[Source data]
┏━━

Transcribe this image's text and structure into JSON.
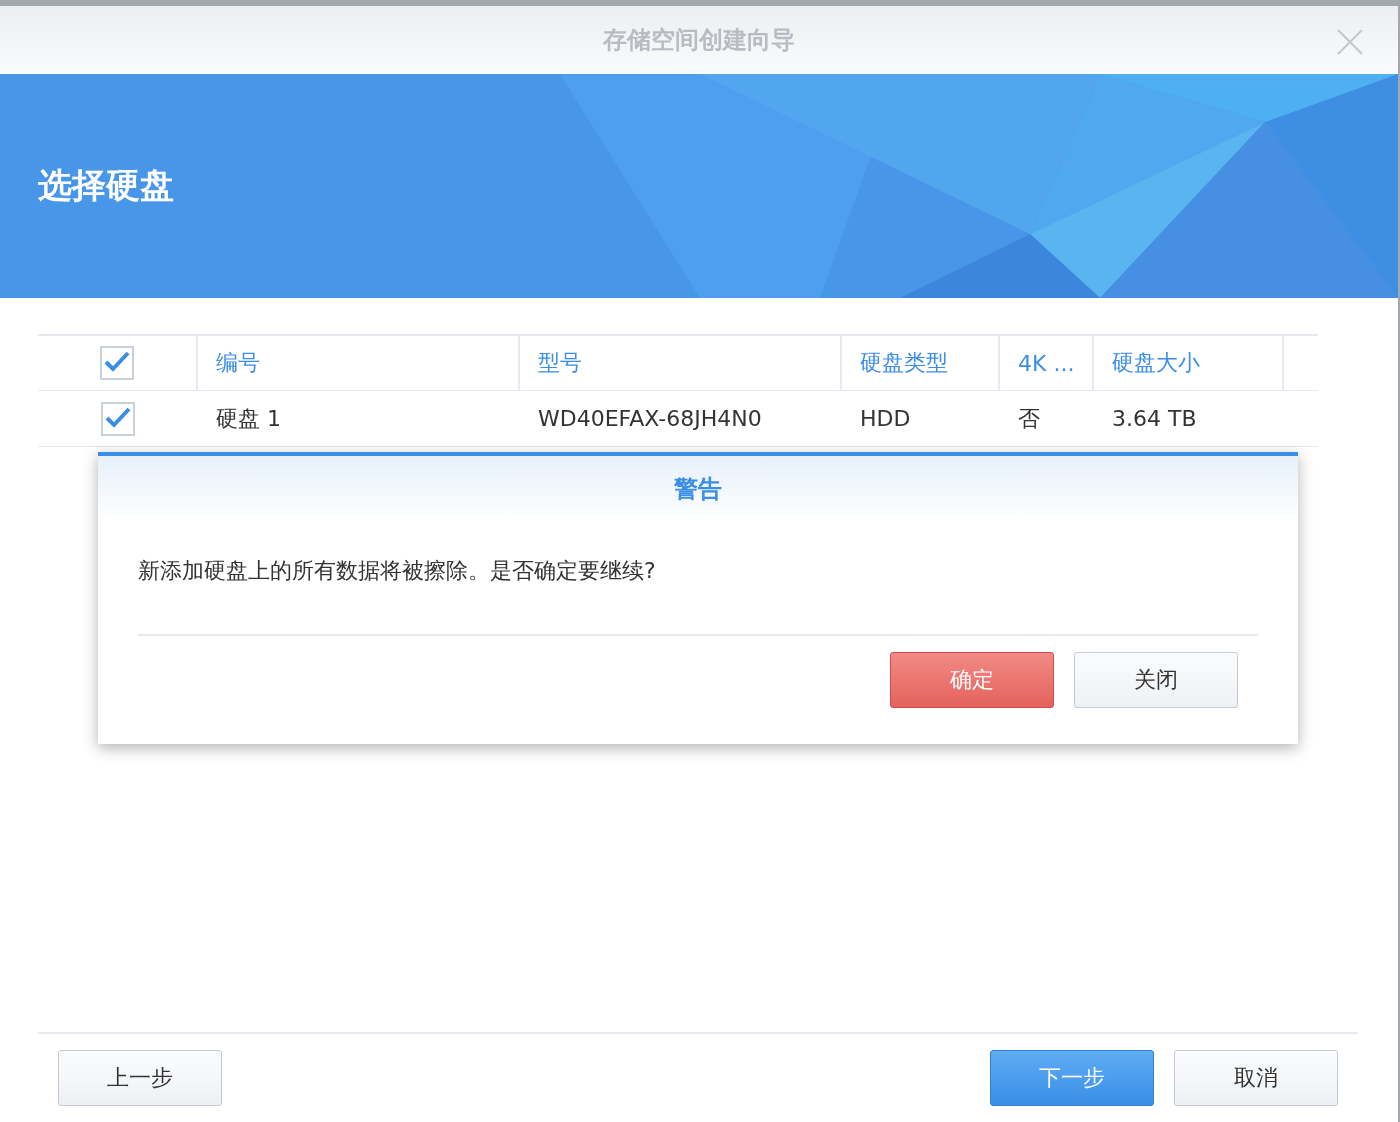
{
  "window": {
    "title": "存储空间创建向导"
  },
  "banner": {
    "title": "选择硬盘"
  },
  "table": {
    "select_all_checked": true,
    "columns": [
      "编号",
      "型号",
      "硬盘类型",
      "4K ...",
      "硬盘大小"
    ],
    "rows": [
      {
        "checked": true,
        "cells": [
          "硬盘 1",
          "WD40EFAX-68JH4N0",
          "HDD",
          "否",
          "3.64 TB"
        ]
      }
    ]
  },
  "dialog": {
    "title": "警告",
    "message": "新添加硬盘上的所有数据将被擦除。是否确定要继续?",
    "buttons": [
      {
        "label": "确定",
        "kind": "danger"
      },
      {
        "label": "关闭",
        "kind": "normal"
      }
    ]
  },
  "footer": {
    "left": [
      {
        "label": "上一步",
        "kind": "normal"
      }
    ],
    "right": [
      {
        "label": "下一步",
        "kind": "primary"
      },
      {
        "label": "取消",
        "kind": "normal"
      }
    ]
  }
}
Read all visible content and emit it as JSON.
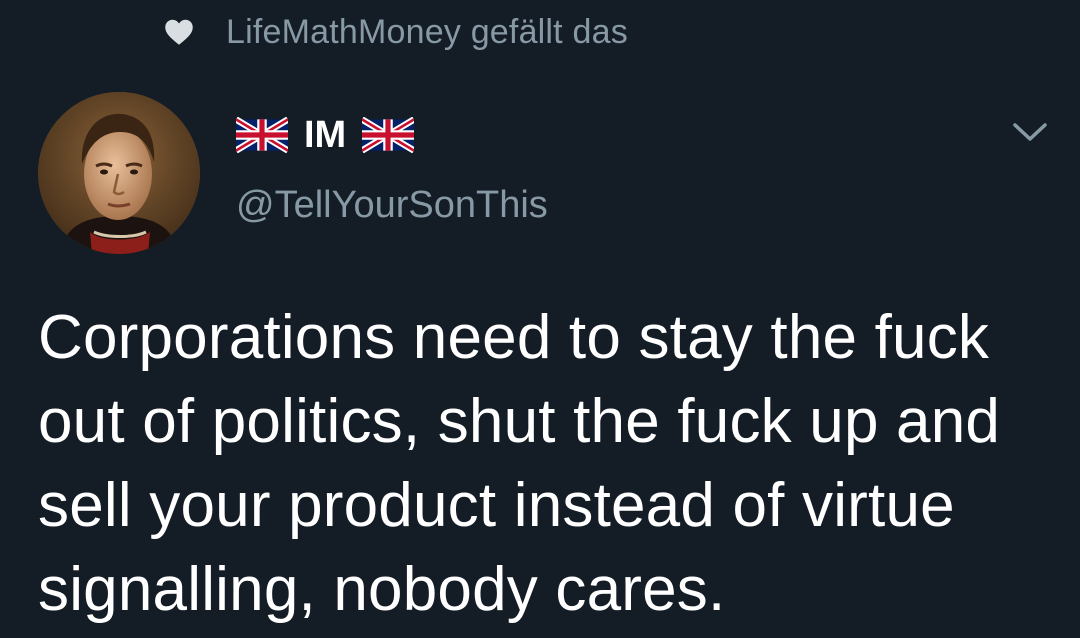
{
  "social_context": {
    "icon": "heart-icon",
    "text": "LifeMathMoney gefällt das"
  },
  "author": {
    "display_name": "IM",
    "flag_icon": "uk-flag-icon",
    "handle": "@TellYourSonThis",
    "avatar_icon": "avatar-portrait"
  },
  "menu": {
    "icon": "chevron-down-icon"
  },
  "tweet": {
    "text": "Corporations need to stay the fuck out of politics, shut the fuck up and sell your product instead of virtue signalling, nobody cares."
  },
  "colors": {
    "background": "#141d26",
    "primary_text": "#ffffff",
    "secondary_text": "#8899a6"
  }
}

┗━━

## Directive:
Without the pictures, restate all of the entries above verbatim.

## Output of the exercise:
Transcribe this image's text and structure into JSON.
{
  "window": {
    "title": "存储空间创建向导"
  },
  "banner": {
    "title": "选择硬盘"
  },
  "table": {
    "select_all_checked": true,
    "columns": [
      "编号",
      "型号",
      "硬盘类型",
      "4K ...",
      "硬盘大小"
    ],
    "rows": [
      {
        "checked": true,
        "cells": [
          "硬盘 1",
          "WD40EFAX-68JH4N0",
          "HDD",
          "否",
          "3.64 TB"
        ]
      }
    ]
  },
  "dialog": {
    "title": "警告",
    "message": "新添加硬盘上的所有数据将被擦除。是否确定要继续?",
    "buttons": [
      {
        "label": "确定",
        "kind": "danger"
      },
      {
        "label": "关闭",
        "kind": "normal"
      }
    ]
  },
  "footer": {
    "left": [
      {
        "label": "上一步",
        "kind": "normal"
      }
    ],
    "right": [
      {
        "label": "下一步",
        "kind": "primary"
      },
      {
        "label": "取消",
        "kind": "normal"
      }
    ]
  }
}
Read all visible content and emit it as JSON.
{
  "social_context": {
    "icon": "heart-icon",
    "text": "LifeMathMoney gefällt das"
  },
  "author": {
    "display_name": "IM",
    "flag_icon": "uk-flag-icon",
    "handle": "@TellYourSonThis",
    "avatar_icon": "avatar-portrait"
  },
  "menu": {
    "icon": "chevron-down-icon"
  },
  "tweet": {
    "text": "Corporations need to stay the fuck out of politics, shut the fuck up and sell your product instead of virtue signalling, nobody cares."
  },
  "colors": {
    "background": "#141d26",
    "primary_text": "#ffffff",
    "secondary_text": "#8899a6"
  }
}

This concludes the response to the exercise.